TASK DIRECTIONS » Write out all the data again, exactly as it stands.

DATA FOR THIS EXERCISE »
┌────────
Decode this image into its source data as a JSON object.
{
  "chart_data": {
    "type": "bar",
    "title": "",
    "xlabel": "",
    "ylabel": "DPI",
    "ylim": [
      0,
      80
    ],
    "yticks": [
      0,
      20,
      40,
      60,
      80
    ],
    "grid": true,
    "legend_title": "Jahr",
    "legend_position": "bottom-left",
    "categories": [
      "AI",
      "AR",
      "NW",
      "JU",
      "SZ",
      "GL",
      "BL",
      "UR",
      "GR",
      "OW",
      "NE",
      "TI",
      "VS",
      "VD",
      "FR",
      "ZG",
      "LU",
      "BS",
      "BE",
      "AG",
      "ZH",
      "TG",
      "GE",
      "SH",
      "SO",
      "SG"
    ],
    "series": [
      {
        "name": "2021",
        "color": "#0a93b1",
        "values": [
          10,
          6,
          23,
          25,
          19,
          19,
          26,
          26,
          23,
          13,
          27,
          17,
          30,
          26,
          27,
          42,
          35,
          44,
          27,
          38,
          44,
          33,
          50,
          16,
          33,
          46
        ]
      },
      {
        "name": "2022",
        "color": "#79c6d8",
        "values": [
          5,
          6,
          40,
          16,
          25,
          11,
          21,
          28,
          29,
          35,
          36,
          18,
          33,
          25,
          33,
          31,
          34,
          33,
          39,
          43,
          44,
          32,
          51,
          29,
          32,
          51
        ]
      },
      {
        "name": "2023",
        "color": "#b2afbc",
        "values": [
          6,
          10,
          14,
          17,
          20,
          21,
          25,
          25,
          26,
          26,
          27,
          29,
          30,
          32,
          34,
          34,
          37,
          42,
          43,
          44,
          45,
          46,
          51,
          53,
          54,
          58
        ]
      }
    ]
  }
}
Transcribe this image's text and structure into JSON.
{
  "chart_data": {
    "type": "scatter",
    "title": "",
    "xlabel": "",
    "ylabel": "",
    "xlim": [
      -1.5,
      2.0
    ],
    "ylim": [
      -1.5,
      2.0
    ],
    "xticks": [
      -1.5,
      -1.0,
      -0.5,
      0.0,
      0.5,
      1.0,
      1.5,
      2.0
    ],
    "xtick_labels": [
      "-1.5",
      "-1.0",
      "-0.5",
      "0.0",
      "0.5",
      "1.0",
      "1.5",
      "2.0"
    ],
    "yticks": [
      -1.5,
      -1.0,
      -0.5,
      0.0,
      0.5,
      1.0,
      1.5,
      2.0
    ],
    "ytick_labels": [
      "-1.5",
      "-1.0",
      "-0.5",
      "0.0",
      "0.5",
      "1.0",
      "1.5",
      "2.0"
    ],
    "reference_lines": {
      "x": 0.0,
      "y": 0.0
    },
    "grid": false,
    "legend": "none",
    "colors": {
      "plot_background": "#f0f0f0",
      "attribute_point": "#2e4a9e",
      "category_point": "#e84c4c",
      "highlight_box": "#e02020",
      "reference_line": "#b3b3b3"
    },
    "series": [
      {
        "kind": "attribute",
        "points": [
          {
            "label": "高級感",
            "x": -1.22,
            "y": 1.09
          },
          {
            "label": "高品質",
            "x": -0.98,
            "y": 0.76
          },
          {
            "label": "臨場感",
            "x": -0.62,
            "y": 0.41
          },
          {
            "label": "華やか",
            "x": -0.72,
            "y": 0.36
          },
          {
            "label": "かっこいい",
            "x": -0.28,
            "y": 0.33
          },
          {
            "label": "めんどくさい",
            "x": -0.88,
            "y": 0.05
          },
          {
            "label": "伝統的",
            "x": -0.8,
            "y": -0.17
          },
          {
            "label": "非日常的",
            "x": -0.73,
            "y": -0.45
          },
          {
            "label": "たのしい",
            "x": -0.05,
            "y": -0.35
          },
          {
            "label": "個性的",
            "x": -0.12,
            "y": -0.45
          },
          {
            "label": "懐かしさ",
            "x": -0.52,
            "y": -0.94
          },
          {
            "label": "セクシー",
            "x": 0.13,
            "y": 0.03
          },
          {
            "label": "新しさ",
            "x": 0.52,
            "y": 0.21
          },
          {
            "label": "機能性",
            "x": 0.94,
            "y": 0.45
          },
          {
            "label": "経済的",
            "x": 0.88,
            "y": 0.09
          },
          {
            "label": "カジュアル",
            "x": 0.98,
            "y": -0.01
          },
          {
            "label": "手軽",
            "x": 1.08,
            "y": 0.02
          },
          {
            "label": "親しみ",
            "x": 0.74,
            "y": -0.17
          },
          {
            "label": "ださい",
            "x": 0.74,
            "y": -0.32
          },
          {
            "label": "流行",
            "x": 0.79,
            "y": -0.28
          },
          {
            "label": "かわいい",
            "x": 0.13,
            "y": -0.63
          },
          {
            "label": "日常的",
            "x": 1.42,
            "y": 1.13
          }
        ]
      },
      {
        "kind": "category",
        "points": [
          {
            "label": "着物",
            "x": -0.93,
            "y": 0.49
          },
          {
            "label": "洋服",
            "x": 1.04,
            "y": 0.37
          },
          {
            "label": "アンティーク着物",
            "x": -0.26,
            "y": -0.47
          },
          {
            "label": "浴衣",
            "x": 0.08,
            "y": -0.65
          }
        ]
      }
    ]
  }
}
└────────
RESPONSE »
Decode this image into its source data as a JSON object.
{
  "chart_data": {
    "type": "bar",
    "title": "",
    "xlabel": "",
    "ylabel": "DPI",
    "ylim": [
      0,
      80
    ],
    "yticks": [
      0,
      20,
      40,
      60,
      80
    ],
    "grid": true,
    "legend_title": "Jahr",
    "legend_position": "bottom-left",
    "categories": [
      "AI",
      "AR",
      "NW",
      "JU",
      "SZ",
      "GL",
      "BL",
      "UR",
      "GR",
      "OW",
      "NE",
      "TI",
      "VS",
      "VD",
      "FR",
      "ZG",
      "LU",
      "BS",
      "BE",
      "AG",
      "ZH",
      "TG",
      "GE",
      "SH",
      "SO",
      "SG"
    ],
    "series": [
      {
        "name": "2021",
        "color": "#0a93b1",
        "values": [
          10,
          6,
          23,
          25,
          19,
          19,
          26,
          26,
          23,
          13,
          27,
          17,
          30,
          26,
          27,
          42,
          35,
          44,
          27,
          38,
          44,
          33,
          50,
          16,
          33,
          46
        ]
      },
      {
        "name": "2022",
        "color": "#79c6d8",
        "values": [
          5,
          6,
          40,
          16,
          25,
          11,
          21,
          28,
          29,
          35,
          36,
          18,
          33,
          25,
          33,
          31,
          34,
          33,
          39,
          43,
          44,
          32,
          51,
          29,
          32,
          51
        ]
      },
      {
        "name": "2023",
        "color": "#b2afbc",
        "values": [
          6,
          10,
          14,
          17,
          20,
          21,
          25,
          25,
          26,
          26,
          27,
          29,
          30,
          32,
          34,
          34,
          37,
          42,
          43,
          44,
          45,
          46,
          51,
          53,
          54,
          58
        ]
      }
    ]
  }
}
Transcribe this image's text and structure into JSON.
{
  "chart_data": {
    "type": "scatter",
    "title": "",
    "xlabel": "",
    "ylabel": "",
    "xlim": [
      -1.5,
      2.0
    ],
    "ylim": [
      -1.5,
      2.0
    ],
    "xticks": [
      -1.5,
      -1.0,
      -0.5,
      0.0,
      0.5,
      1.0,
      1.5,
      2.0
    ],
    "xtick_labels": [
      "-1.5",
      "-1.0",
      "-0.5",
      "0.0",
      "0.5",
      "1.0",
      "1.5",
      "2.0"
    ],
    "yticks": [
      -1.5,
      -1.0,
      -0.5,
      0.0,
      0.5,
      1.0,
      1.5,
      2.0
    ],
    "ytick_labels": [
      "-1.5",
      "-1.0",
      "-0.5",
      "0.0",
      "0.5",
      "1.0",
      "1.5",
      "2.0"
    ],
    "reference_lines": {
      "x": 0.0,
      "y": 0.0
    },
    "grid": false,
    "legend": "none",
    "colors": {
      "plot_background": "#f0f0f0",
      "attribute_point": "#2e4a9e",
      "category_point": "#e84c4c",
      "highlight_box": "#e02020",
      "reference_line": "#b3b3b3"
    },
    "series": [
      {
        "kind": "attribute",
        "points": [
          {
            "label": "高級感",
            "x": -1.22,
            "y": 1.09
          },
          {
            "label": "高品質",
            "x": -0.98,
            "y": 0.76
          },
          {
            "label": "臨場感",
            "x": -0.62,
            "y": 0.41
          },
          {
            "label": "華やか",
            "x": -0.72,
            "y": 0.36
          },
          {
            "label": "かっこいい",
            "x": -0.28,
            "y": 0.33
          },
          {
            "label": "めんどくさい",
            "x": -0.88,
            "y": 0.05
          },
          {
            "label": "伝統的",
            "x": -0.8,
            "y": -0.17
          },
          {
            "label": "非日常的",
            "x": -0.73,
            "y": -0.45
          },
          {
            "label": "たのしい",
            "x": -0.05,
            "y": -0.35
          },
          {
            "label": "個性的",
            "x": -0.12,
            "y": -0.45
          },
          {
            "label": "懐かしさ",
            "x": -0.52,
            "y": -0.94
          },
          {
            "label": "セクシー",
            "x": 0.13,
            "y": 0.03
          },
          {
            "label": "新しさ",
            "x": 0.52,
            "y": 0.21
          },
          {
            "label": "機能性",
            "x": 0.94,
            "y": 0.45
          },
          {
            "label": "経済的",
            "x": 0.88,
            "y": 0.09
          },
          {
            "label": "カジュアル",
            "x": 0.98,
            "y": -0.01
          },
          {
            "label": "手軽",
            "x": 1.08,
            "y": 0.02
          },
          {
            "label": "親しみ",
            "x": 0.74,
            "y": -0.17
          },
          {
            "label": "ださい",
            "x": 0.74,
            "y": -0.32
          },
          {
            "label": "流行",
            "x": 0.79,
            "y": -0.28
          },
          {
            "label": "かわいい",
            "x": 0.13,
            "y": -0.63
          },
          {
            "label": "日常的",
            "x": 1.42,
            "y": 1.13
          }
        ]
      },
      {
        "kind": "category",
        "points": [
          {
            "label": "着物",
            "x": -0.93,
            "y": 0.49
          },
          {
            "label": "洋服",
            "x": 1.04,
            "y": 0.37
          },
          {
            "label": "アンティーク着物",
            "x": -0.26,
            "y": -0.47
          },
          {
            "label": "浴衣",
            "x": 0.08,
            "y": -0.65
          }
        ]
      }
    ]
  }
}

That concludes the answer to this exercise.